### [Job]
All the entries need to be quoted exactly, apart from the pictures, which you should drop.

### [Dataset]

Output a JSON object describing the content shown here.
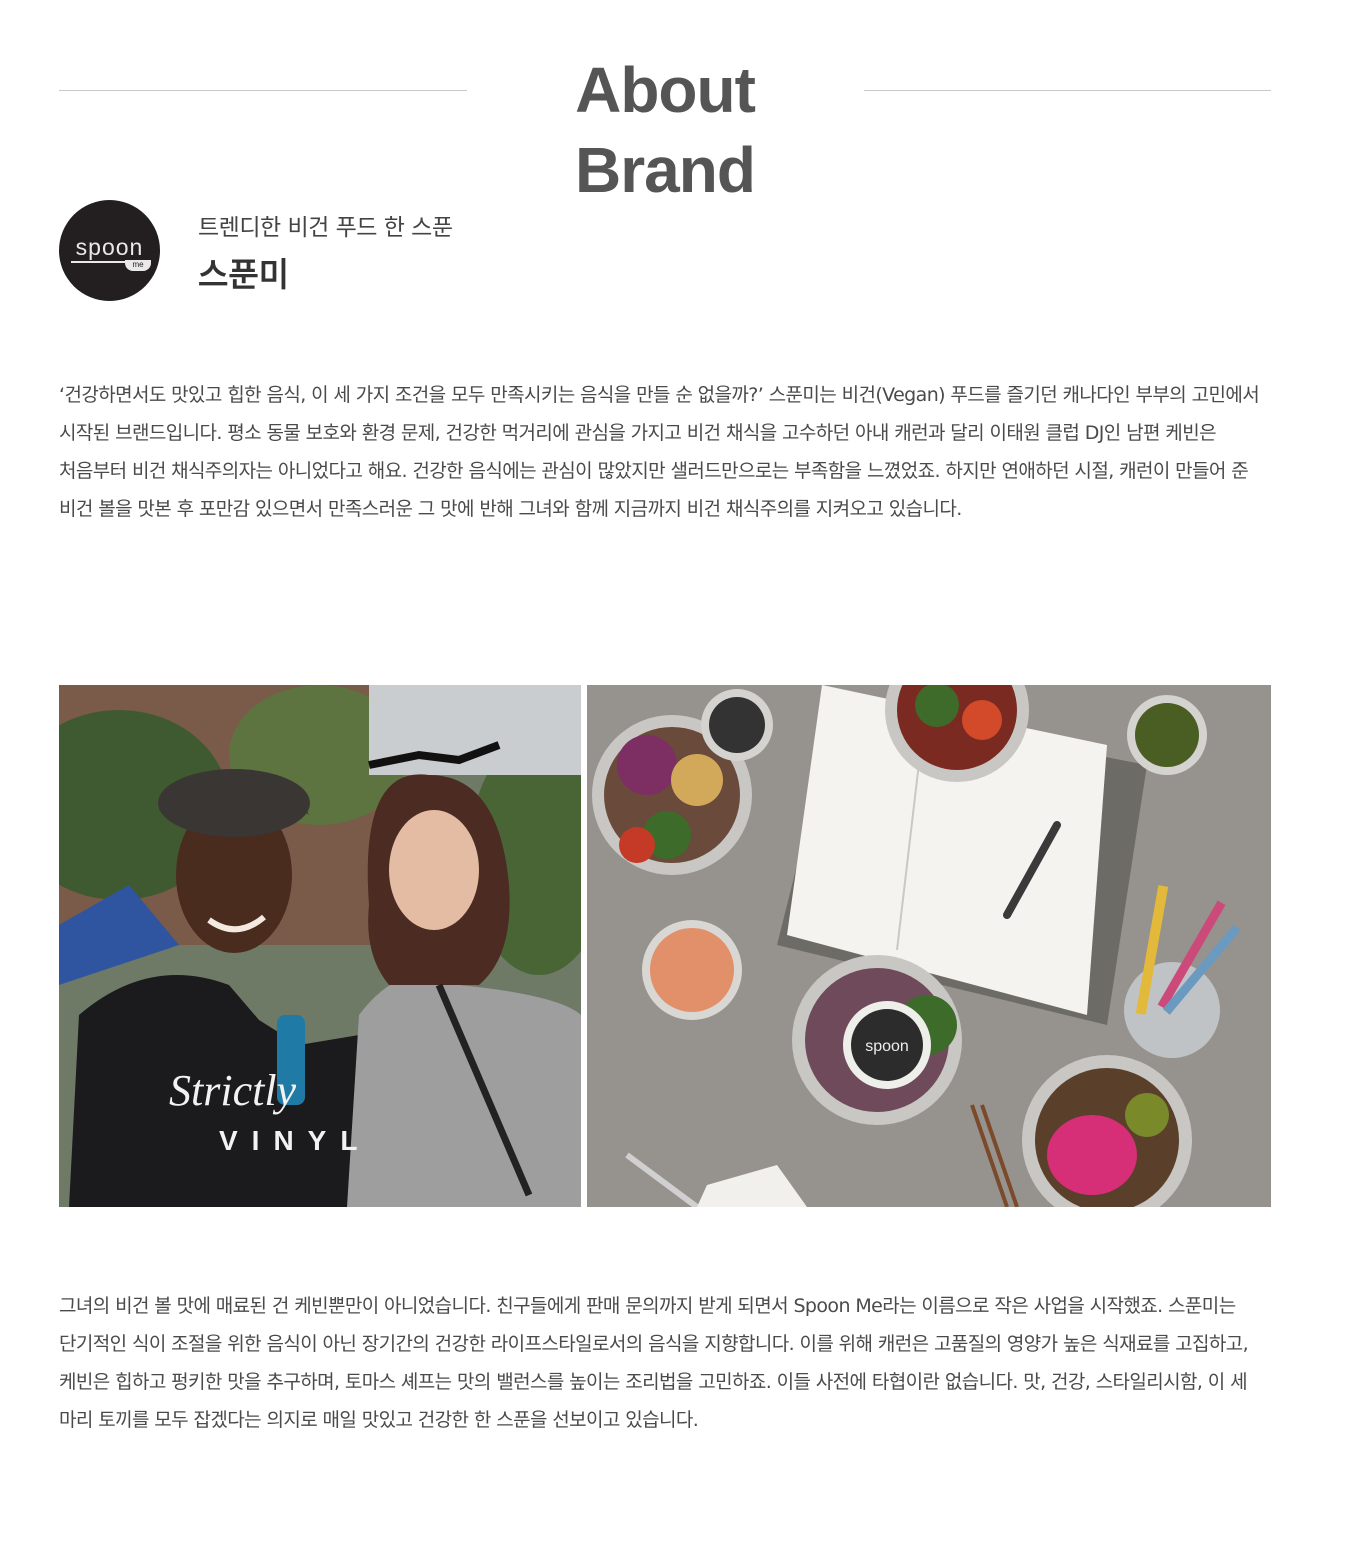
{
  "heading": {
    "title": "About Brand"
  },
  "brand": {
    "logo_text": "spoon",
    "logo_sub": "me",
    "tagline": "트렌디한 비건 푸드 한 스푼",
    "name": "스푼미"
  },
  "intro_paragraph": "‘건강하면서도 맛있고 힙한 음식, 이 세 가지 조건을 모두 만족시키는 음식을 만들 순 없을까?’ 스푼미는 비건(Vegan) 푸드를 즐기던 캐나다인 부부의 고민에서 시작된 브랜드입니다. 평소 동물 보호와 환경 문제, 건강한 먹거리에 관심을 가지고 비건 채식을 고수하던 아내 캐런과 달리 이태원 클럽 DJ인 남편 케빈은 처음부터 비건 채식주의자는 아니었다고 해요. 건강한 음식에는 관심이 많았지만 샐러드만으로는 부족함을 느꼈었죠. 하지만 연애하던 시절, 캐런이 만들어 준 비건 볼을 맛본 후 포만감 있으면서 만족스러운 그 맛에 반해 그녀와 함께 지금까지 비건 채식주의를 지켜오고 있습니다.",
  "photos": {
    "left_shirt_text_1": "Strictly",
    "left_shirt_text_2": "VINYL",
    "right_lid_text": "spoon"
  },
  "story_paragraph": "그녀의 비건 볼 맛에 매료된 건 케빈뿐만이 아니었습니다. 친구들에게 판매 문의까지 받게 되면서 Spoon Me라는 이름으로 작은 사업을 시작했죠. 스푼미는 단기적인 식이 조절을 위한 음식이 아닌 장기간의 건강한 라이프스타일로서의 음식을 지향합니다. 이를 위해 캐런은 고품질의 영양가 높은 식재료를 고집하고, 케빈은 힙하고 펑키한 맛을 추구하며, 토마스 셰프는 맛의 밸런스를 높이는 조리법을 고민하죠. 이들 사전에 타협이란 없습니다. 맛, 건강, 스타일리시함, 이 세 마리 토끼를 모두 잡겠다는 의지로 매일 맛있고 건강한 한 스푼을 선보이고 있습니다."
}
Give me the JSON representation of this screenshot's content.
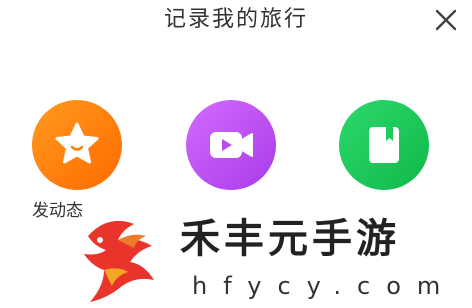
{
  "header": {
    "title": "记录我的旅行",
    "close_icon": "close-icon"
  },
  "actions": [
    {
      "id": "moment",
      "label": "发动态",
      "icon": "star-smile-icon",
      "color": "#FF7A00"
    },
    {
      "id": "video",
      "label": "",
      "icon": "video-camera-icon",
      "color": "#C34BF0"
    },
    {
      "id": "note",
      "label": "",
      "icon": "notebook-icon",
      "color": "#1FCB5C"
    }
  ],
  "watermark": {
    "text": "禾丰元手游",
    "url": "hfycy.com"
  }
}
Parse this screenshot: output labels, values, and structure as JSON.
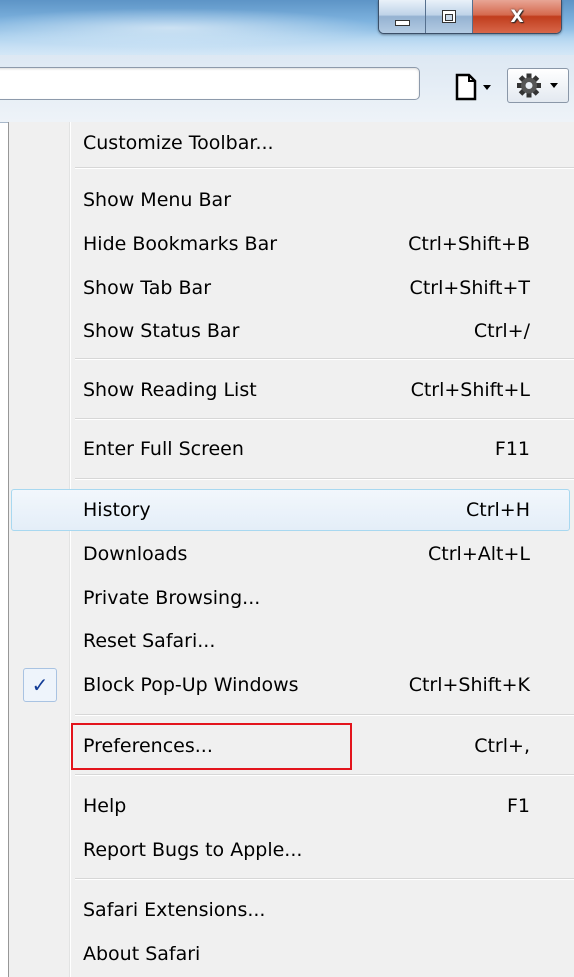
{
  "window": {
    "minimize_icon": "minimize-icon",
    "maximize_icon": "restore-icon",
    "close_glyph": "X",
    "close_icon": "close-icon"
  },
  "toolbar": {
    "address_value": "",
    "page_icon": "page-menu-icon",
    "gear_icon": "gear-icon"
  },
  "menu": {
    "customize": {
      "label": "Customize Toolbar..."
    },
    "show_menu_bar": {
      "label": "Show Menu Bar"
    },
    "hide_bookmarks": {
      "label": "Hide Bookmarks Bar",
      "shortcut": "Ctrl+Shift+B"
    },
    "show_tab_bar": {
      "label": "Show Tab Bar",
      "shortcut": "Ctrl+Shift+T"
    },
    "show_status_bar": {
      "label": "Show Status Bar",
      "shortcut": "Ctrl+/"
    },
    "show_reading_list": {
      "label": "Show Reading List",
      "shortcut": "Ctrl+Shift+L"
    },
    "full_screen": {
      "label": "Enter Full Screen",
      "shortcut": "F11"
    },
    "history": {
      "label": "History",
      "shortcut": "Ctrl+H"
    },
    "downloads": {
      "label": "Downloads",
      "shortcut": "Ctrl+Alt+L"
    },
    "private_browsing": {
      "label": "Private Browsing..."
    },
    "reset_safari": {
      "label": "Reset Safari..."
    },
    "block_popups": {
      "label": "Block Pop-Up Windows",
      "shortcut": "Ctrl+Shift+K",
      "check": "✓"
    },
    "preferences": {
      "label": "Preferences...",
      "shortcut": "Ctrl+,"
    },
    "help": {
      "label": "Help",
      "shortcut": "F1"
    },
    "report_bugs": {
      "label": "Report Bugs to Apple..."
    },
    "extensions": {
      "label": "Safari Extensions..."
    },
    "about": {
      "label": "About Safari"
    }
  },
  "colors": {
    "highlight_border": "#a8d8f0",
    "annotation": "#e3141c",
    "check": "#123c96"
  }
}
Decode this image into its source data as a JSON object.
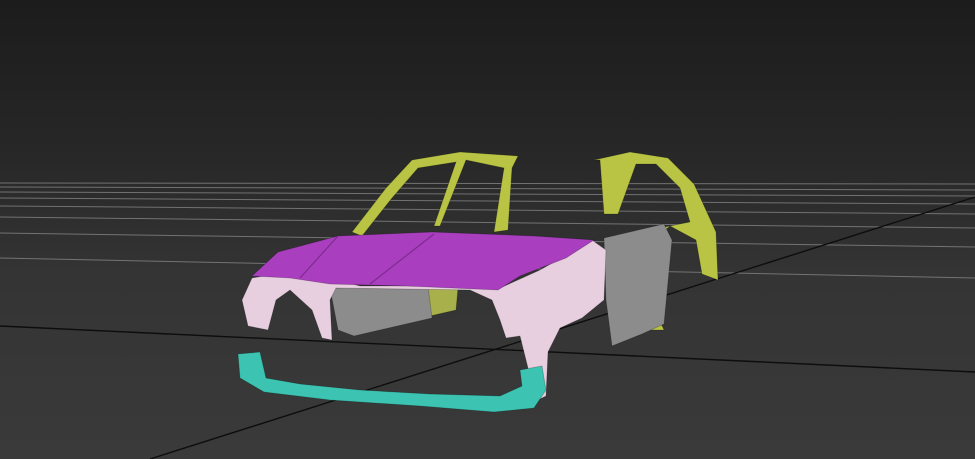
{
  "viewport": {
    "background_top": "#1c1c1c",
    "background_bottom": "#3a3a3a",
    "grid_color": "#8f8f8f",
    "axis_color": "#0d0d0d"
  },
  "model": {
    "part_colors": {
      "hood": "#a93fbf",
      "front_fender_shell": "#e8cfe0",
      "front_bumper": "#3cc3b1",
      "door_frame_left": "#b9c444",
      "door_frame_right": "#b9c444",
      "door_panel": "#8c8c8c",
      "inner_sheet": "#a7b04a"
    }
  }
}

### [Task output]
Output a JSON object describing the content shown here.
{
  "heading": {
    "title": "About Brand"
  },
  "brand": {
    "logo_text": "spoon",
    "logo_sub": "me",
    "tagline": "트렌디한 비건 푸드 한 스푼",
    "name": "스푼미"
  },
  "intro_paragraph": "‘건강하면서도 맛있고 힙한 음식, 이 세 가지 조건을 모두 만족시키는 음식을 만들 순 없을까?’ 스푼미는 비건(Vegan) 푸드를 즐기던 캐나다인 부부의 고민에서 시작된 브랜드입니다. 평소 동물 보호와 환경 문제, 건강한 먹거리에 관심을 가지고 비건 채식을 고수하던 아내 캐런과 달리 이태원 클럽 DJ인 남편 케빈은 처음부터 비건 채식주의자는 아니었다고 해요. 건강한 음식에는 관심이 많았지만 샐러드만으로는 부족함을 느꼈었죠. 하지만 연애하던 시절, 캐런이 만들어 준 비건 볼을 맛본 후 포만감 있으면서 만족스러운 그 맛에 반해 그녀와 함께 지금까지 비건 채식주의를 지켜오고 있습니다.",
  "photos": {
    "left_shirt_text_1": "Strictly",
    "left_shirt_text_2": "VINYL",
    "right_lid_text": "spoon"
  },
  "story_paragraph": "그녀의 비건 볼 맛에 매료된 건 케빈뿐만이 아니었습니다. 친구들에게 판매 문의까지 받게 되면서 Spoon Me라는 이름으로 작은 사업을 시작했죠. 스푼미는 단기적인 식이 조절을 위한 음식이 아닌 장기간의 건강한 라이프스타일로서의 음식을 지향합니다. 이를 위해 캐런은 고품질의 영양가 높은 식재료를 고집하고, 케빈은 힙하고 펑키한 맛을 추구하며, 토마스 셰프는 맛의 밸런스를 높이는 조리법을 고민하죠. 이들 사전에 타협이란 없습니다. 맛, 건강, 스타일리시함, 이 세 마리 토끼를 모두 잡겠다는 의지로 매일 맛있고 건강한 한 스푼을 선보이고 있습니다."
}
Give me the JSON representation of this screenshot's content.
{
  "header": {
    "title": "记录我的旅行",
    "close_icon": "close-icon"
  },
  "actions": [
    {
      "id": "moment",
      "label": "发动态",
      "icon": "star-smile-icon",
      "color": "#FF7A00"
    },
    {
      "id": "video",
      "label": "",
      "icon": "video-camera-icon",
      "color": "#C34BF0"
    },
    {
      "id": "note",
      "label": "",
      "icon": "notebook-icon",
      "color": "#1FCB5C"
    }
  ],
  "watermark": {
    "text": "禾丰元手游",
    "url": "hfycy.com"
  }
}
Parse this screenshot: output labels, values, and structure as JSON.
{
  "window": {
    "minimize_icon": "minimize-icon",
    "maximize_icon": "restore-icon",
    "close_glyph": "X",
    "close_icon": "close-icon"
  },
  "toolbar": {
    "address_value": "",
    "page_icon": "page-menu-icon",
    "gear_icon": "gear-icon"
  },
  "menu": {
    "customize": {
      "label": "Customize Toolbar..."
    },
    "show_menu_bar": {
      "label": "Show Menu Bar"
    },
    "hide_bookmarks": {
      "label": "Hide Bookmarks Bar",
      "shortcut": "Ctrl+Shift+B"
    },
    "show_tab_bar": {
      "label": "Show Tab Bar",
      "shortcut": "Ctrl+Shift+T"
    },
    "show_status_bar": {
      "label": "Show Status Bar",
      "shortcut": "Ctrl+/"
    },
    "show_reading_list": {
      "label": "Show Reading List",
      "shortcut": "Ctrl+Shift+L"
    },
    "full_screen": {
      "label": "Enter Full Screen",
      "shortcut": "F11"
    },
    "history": {
      "label": "History",
      "shortcut": "Ctrl+H"
    },
    "downloads": {
      "label": "Downloads",
      "shortcut": "Ctrl+Alt+L"
    },
    "private_browsing": {
      "label": "Private Browsing..."
    },
    "reset_safari": {
      "label": "Reset Safari..."
    },
    "block_popups": {
      "label": "Block Pop-Up Windows",
      "shortcut": "Ctrl+Shift+K",
      "check": "✓"
    },
    "preferences": {
      "label": "Preferences...",
      "shortcut": "Ctrl+,"
    },
    "help": {
      "label": "Help",
      "shortcut": "F1"
    },
    "report_bugs": {
      "label": "Report Bugs to Apple..."
    },
    "extensions": {
      "label": "Safari Extensions..."
    },
    "about": {
      "label": "About Safari"
    }
  },
  "colors": {
    "highlight_border": "#a8d8f0",
    "annotation": "#e3141c",
    "check": "#123c96"
  }
}
Decode this image into its source data as a JSON object.
{
  "viewport": {
    "background_top": "#1c1c1c",
    "background_bottom": "#3a3a3a",
    "grid_color": "#8f8f8f",
    "axis_color": "#0d0d0d"
  },
  "model": {
    "part_colors": {
      "hood": "#a93fbf",
      "front_fender_shell": "#e8cfe0",
      "front_bumper": "#3cc3b1",
      "door_frame_left": "#b9c444",
      "door_frame_right": "#b9c444",
      "door_panel": "#8c8c8c",
      "inner_sheet": "#a7b04a"
    }
  }
}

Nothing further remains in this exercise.